▶ _DATA SHOWN_

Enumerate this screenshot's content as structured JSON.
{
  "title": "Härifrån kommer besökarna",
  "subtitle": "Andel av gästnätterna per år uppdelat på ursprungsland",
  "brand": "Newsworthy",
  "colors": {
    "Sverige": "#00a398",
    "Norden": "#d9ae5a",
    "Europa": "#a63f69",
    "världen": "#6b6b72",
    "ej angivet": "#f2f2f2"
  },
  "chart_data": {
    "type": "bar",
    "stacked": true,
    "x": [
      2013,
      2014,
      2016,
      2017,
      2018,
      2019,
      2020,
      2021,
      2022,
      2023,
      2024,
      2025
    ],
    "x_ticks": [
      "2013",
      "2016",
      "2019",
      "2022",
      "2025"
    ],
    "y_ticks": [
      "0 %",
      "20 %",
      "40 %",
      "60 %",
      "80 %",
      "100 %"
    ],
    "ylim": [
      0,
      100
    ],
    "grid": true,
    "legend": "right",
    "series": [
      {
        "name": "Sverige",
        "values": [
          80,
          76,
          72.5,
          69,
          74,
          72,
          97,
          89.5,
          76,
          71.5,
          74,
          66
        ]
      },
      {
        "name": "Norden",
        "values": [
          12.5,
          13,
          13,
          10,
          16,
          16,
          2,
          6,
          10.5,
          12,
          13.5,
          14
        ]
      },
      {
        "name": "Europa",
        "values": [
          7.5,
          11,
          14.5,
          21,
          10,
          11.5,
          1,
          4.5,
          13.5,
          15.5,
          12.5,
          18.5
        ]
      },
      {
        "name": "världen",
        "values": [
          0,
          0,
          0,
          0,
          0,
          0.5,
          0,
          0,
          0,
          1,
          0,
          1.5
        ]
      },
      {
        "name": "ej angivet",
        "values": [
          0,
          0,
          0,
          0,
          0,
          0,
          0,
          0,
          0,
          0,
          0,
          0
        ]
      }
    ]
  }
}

▶ _GOAL OF THE EXERCISE_
For each line of the listing that holds the word "name", show that line.

▶ _FINAL ANSWER_
        "name": "Sverige",
        "name": "Norden",
        "name": "Europa",
        "name": "världen",
        "name": "ej angivet",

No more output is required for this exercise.